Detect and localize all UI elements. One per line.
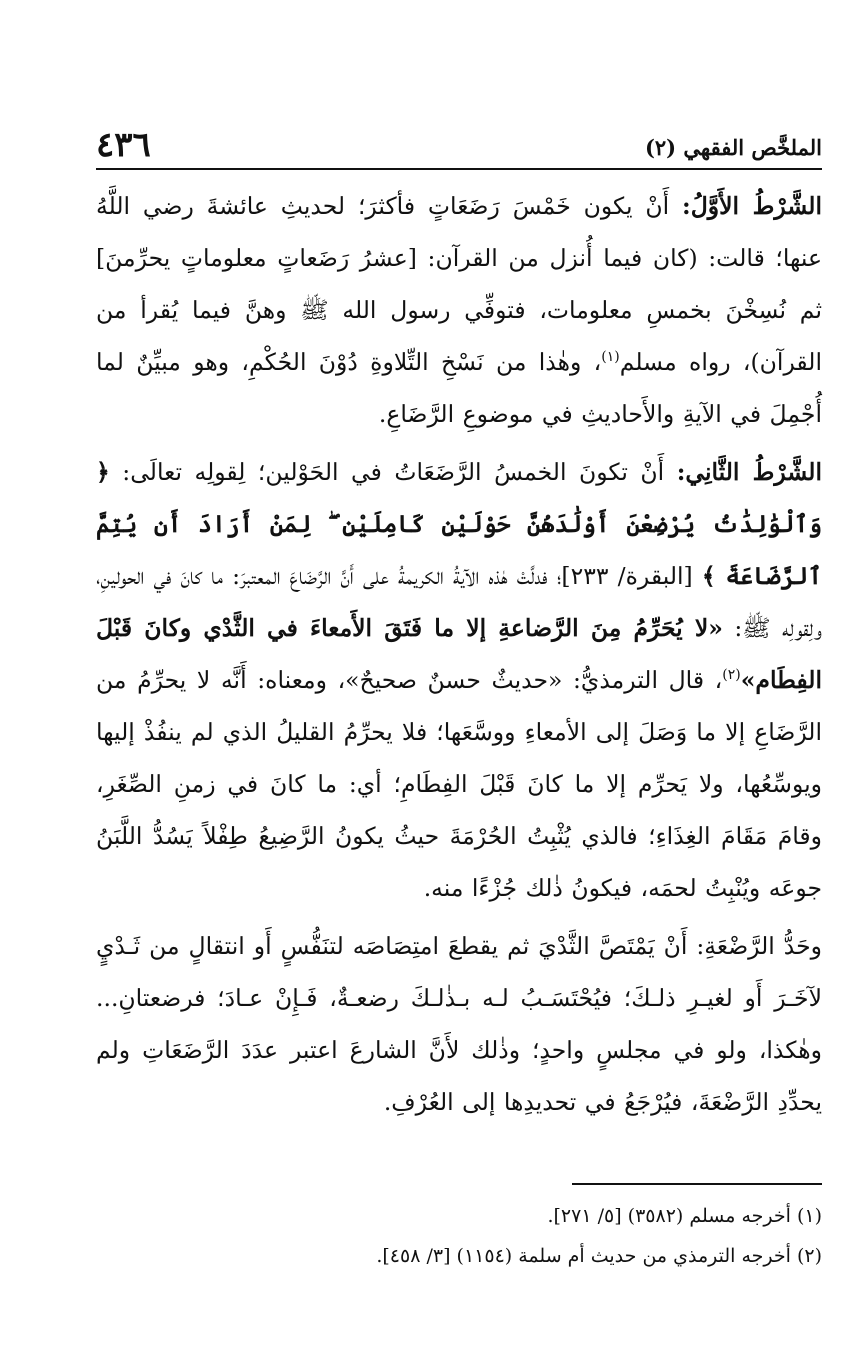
paragraph-text: ، وهٰذا من نَسْخِ التِّلاوةِ دُوْنَ الحُكْمِ، وهو مبيِّنٌ لما أُجْمِلَ في الآيةِ والأَحاديثِ في موضوعِ الرَّضَاعِ. (96, 348, 822, 428)
footnote-divider (572, 1183, 822, 1185)
condition-heading: الشَّرْطُ الثَّانِي: (676, 458, 822, 486)
paragraph-text: وحَدُّ الرَّضْعَةِ: أَنْ يَمْتَصَّ الثَّدْيَ ثم يقطعَ امتِصَاصَه لتنَفُّسٍ أَو انتقالٍ من ثَـدْيٍ لآخَـرَ أَو لغيـرِ ذلـكَ؛ فيُحْتَسَـبُ لـه بـذٰلـكَ رضعـةٌ، فَـإِنْ عـادَ؛ فرضعتانِ... وهٰكذا، ولو في مجلسٍ واحدٍ؛ وذٰلك لأَنَّ الشارعَ اعتبر عدَدَ الرَّضَعَاتِ ولم يحدِّدِ الرَّضْعَةَ، فيُرْجَعُ في تحديدِها إلى العُرْفِ. (96, 932, 822, 1116)
page-body (96, 180, 822, 1128)
footnote-marker: (٢) (722, 667, 741, 684)
footnotes (96, 1196, 822, 1276)
page-header (96, 120, 822, 170)
paragraph-text: ، قال الترمذيُّ: «حديثٌ حسنٌ صحيحٌ»، ومعناه: أَنَّه لا يحرِّمُ من الرَّضَاعِ إلا ما وَصَلَ إلى الأمعاءِ ووسَّعَها؛ فلا يحرِّمُ القليلُ الذي لم ينفُذْ إليها ويوسِّعُها، ولا يَحرِّم إلا ما كانَ قَبْلَ الفِطَامِ؛ أي: ما كانَ في زمنِ الصِّغَرِ، وقامَ مَقَامَ الغِذَاءِ؛ فالذي يُثْبِتُ الحُرْمَةَ حيثُ يكونُ الرَّضِيعُ طِفْلاً يَسُدُّ اللَّبَنُ جوعَه ويُنْبِتُ لحمَه، فيكونُ ذٰلك جُزْءًا منه. (96, 666, 822, 902)
running-title: الملخَّص الفقهي (٢) (644, 135, 822, 160)
paragraph-text: [البقرة/ ٢٣٣]؛ فدلَّتْ هٰذه الآيةُ الكريمةُ على أَنَّ الرَّضَاعَ المعتبرَ: ما كانَ في الحولينِ، ولِقولِه ﷺ: (96, 562, 822, 642)
paragraph-condition-one (96, 180, 822, 440)
quran-verse: ﴿ وَٱلْوَٰلِدَٰتُ يُرْضِعْنَ أَوْلَٰدَهُنَّ حَوْلَيْنِ كَامِلَيْنِ ۖ لِمَنْ أَرَادَ أَن يُتِمَّ ٱلرَّضَاعَةَ ﴾ (96, 458, 822, 590)
footnote-item: (٢) أخرجه الترمذي من حديث أم سلمة (١١٥٤) [٣/ ٤٥٨]. (376, 1245, 822, 1267)
hadith-quote: «لا يُحَرِّمُ مِنَ الرَّضاعةِ إلا ما فَتَقَ الأَمعاءَ في الثَّدْي وكانَ قَبْلَ الفِطَام» (96, 614, 822, 694)
paragraph-definition (96, 920, 822, 1128)
footnote-marker: (١) (601, 349, 620, 366)
condition-heading: الشَّرْطُ الأَوَّلُ: (682, 192, 822, 220)
page-number: ٤٣٦ (96, 125, 151, 165)
footnote-item: (١) أخرجه مسلم (٣٥٨٢) [٥/ ٢٧١]. (547, 1205, 822, 1227)
book-page (96, 120, 822, 1267)
paragraph-condition-two (96, 446, 822, 914)
paragraph-text: أَنْ يكون خَمْسَ رَضَعَاتٍ فأكثرَ؛ لحديثِ عائشةَ رضي اللَّهُ عنها؛ قالت: (كان فيما أُنزل من القرآن: [عشرُ رَضَعاتٍ معلوماتٍ يحرِّمنَ] ثم نُسِخْنَ بخمسِ معلومات، فتوفِّي رسول الله ﷺ وهنَّ فيما يُقرأ من القرآن)، رواه مسلم (96, 192, 822, 376)
paragraph-text: أَنْ تكونَ الخمسُ الرَّضَعَاتُ في الحَوْلين؛ لِقولِه تعالَى: (109, 458, 677, 486)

^^^^

• _DESCRIPTION OF THE TASK_: Render every line in the records above, from the line containing "paragraph-text: ، وهٰذا" down to the line containing "condition-heading: الشَّرْطُ الثَّانِي: (676, 458, 822, 486)", as a JSON list of strings with one string per line, omitting blank lines.

• _ANSWER_:
[
  "paragraph-text: ، وهٰذا من نَسْخِ التِّلاوةِ دُوْنَ الحُكْمِ، وهو مبيِّنٌ لما أُجْمِلَ في الآيةِ والأَحاديثِ في موضوعِ الرَّضَاعِ. (96, 348, 822, 428)",
  "footnote-divider (572, 1183, 822, 1185)",
  "condition-heading: الشَّرْطُ الثَّانِي: (676, 458, 822, 486)"
]